MATERIALS PROVIDED:
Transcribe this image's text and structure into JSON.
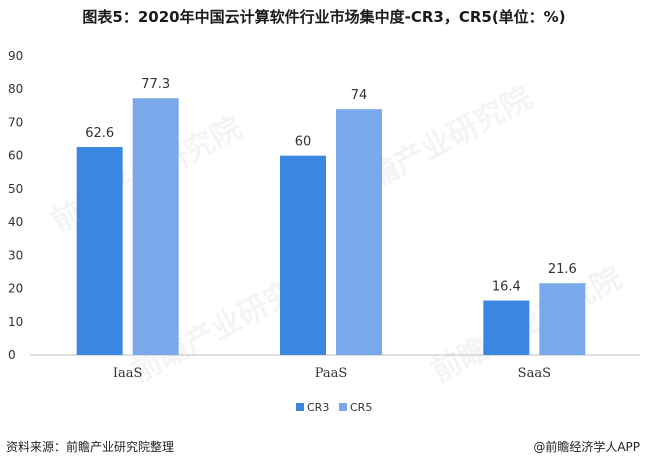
{
  "title": "图表5：2020年中国云计算软件行业市场集中度-CR3，CR5(单位：%)",
  "source_label": "资料来源：前瞻产业研究院整理",
  "credit_label": "@前瞻经济学人APP",
  "watermark": "前瞻产业研究院",
  "colors": {
    "CR3": "#3b86e0",
    "CR5": "#79a9ea",
    "axis": "#bfbfbf",
    "text": "#333333"
  },
  "chart_data": {
    "type": "bar",
    "title": "图表5：2020年中国云计算软件行业市场集中度-CR3，CR5(单位：%)",
    "xlabel": "",
    "ylabel": "",
    "categories": [
      "IaaS",
      "PaaS",
      "SaaS"
    ],
    "series": [
      {
        "name": "CR3",
        "values": [
          62.6,
          60,
          16.4
        ]
      },
      {
        "name": "CR5",
        "values": [
          77.3,
          74,
          21.6
        ]
      }
    ],
    "ylim": [
      0,
      90
    ],
    "yticks": [
      0,
      10,
      20,
      30,
      40,
      50,
      60,
      70,
      80,
      90
    ],
    "grid": false,
    "legend_position": "bottom"
  }
}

TASK TO CARRY OUT: What is needed is an exact reproduction of the data, pictures excluded.

EXERCISE ANSWER:
Transcribe this image's text and structure into JSON.
{
  "title": "图表5：2020年中国云计算软件行业市场集中度-CR3，CR5(单位：%)",
  "source_label": "资料来源：前瞻产业研究院整理",
  "credit_label": "@前瞻经济学人APP",
  "watermark": "前瞻产业研究院",
  "colors": {
    "CR3": "#3b86e0",
    "CR5": "#79a9ea",
    "axis": "#bfbfbf",
    "text": "#333333"
  },
  "chart_data": {
    "type": "bar",
    "title": "图表5：2020年中国云计算软件行业市场集中度-CR3，CR5(单位：%)",
    "xlabel": "",
    "ylabel": "",
    "categories": [
      "IaaS",
      "PaaS",
      "SaaS"
    ],
    "series": [
      {
        "name": "CR3",
        "values": [
          62.6,
          60,
          16.4
        ]
      },
      {
        "name": "CR5",
        "values": [
          77.3,
          74,
          21.6
        ]
      }
    ],
    "ylim": [
      0,
      90
    ],
    "yticks": [
      0,
      10,
      20,
      30,
      40,
      50,
      60,
      70,
      80,
      90
    ],
    "grid": false,
    "legend_position": "bottom"
  }
}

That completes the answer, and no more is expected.